>> Start TASK INPUT
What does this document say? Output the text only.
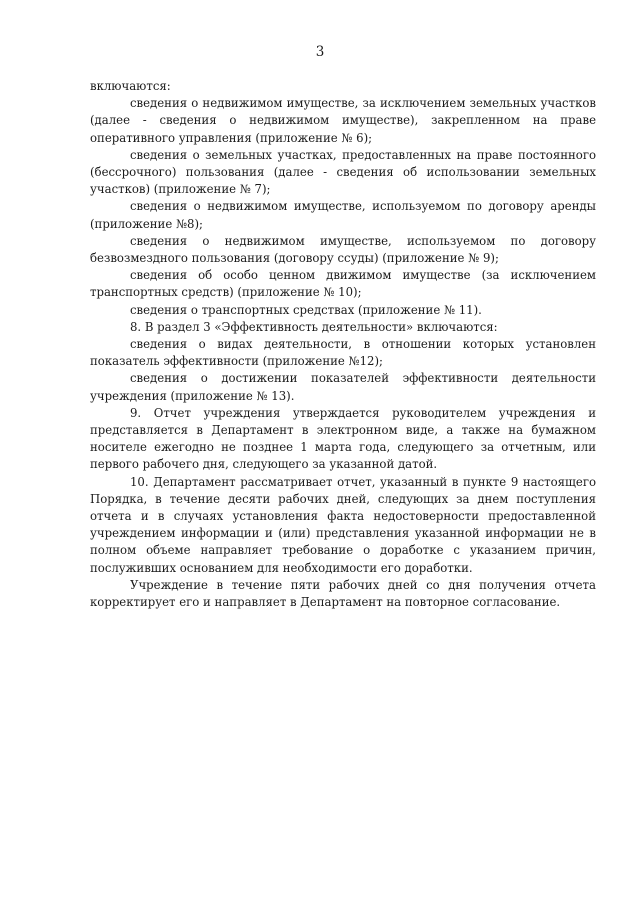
3

включаются:

сведения о недвижимом имуществе, за исключением земельных участков (далее - сведения о недвижимом имуществе), закрепленном на праве оперативного управления (приложение № 6);

сведения о земельных участках, предоставленных на праве постоянного (бессрочного) пользования (далее - сведения об использовании земельных участков) (приложение № 7);

сведения о недвижимом имуществе, используемом по договору аренды (приложение №8);

сведения о недвижимом имуществе, используемом по договору безвозмездного пользования (договору ссуды) (приложение № 9);

сведения об особо ценном движимом имуществе (за исключением транспортных средств) (приложение № 10);

сведения о транспортных средствах (приложение № 11).

8. В раздел 3 «Эффективность деятельности» включаются:

сведения о видах деятельности, в отношении которых установлен показатель эффективности (приложение №12);

сведения о достижении показателей эффективности деятельности учреждения (приложение № 13).

9. Отчет учреждения утверждается руководителем учреждения и представляется в Департамент в электронном виде, а также на бумажном носителе ежегодно не позднее 1 марта года, следующего за отчетным, или первого рабочего дня, следующего за указанной датой.

10. Департамент рассматривает отчет, указанный в пункте 9 настоящего Порядка, в течение десяти рабочих дней, следующих за днем поступления отчета и в случаях установления факта недостоверности предоставленной учреждением информации и (или) представления указанной информации не в полном объеме направляет требование о доработке с указанием причин, послуживших основанием для необходимости его доработки.

Учреждение в течение пяти рабочих дней со дня получения отчета корректирует его и направляет в Департамент на повторное согласование.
>> End TASK INPUT
§ **YOUR OBJECTIVE**
Copy the records above exactly, leaving out every picture.

§ **OUTPUT**
What does this document say? Output the text only.
3

включаются:

сведения о недвижимом имуществе, за исключением земельных участков (далее - сведения о недвижимом имуществе), закрепленном на праве оперативного управления (приложение № 6);

сведения о земельных участках, предоставленных на праве постоянного (бессрочного) пользования (далее - сведения об использовании земельных участков) (приложение № 7);

сведения о недвижимом имуществе, используемом по договору аренды (приложение №8);

сведения о недвижимом имуществе, используемом по договору безвозмездного пользования (договору ссуды) (приложение № 9);

сведения об особо ценном движимом имуществе (за исключением транспортных средств) (приложение № 10);

сведения о транспортных средствах (приложение № 11).

8. В раздел 3 «Эффективность деятельности» включаются:

сведения о видах деятельности, в отношении которых установлен показатель эффективности (приложение №12);

сведения о достижении показателей эффективности деятельности учреждения (приложение № 13).

9. Отчет учреждения утверждается руководителем учреждения и представляется в Департамент в электронном виде, а также на бумажном носителе ежегодно не позднее 1 марта года, следующего за отчетным, или первого рабочего дня, следующего за указанной датой.

10. Департамент рассматривает отчет, указанный в пункте 9 настоящего Порядка, в течение десяти рабочих дней, следующих за днем поступления отчета и в случаях установления факта недостоверности предоставленной учреждением информации и (или) представления указанной информации не в полном объеме направляет требование о доработке с указанием причин, послуживших основанием для необходимости его доработки.

Учреждение в течение пяти рабочих дней со дня получения отчета корректирует его и направляет в Департамент на повторное согласование.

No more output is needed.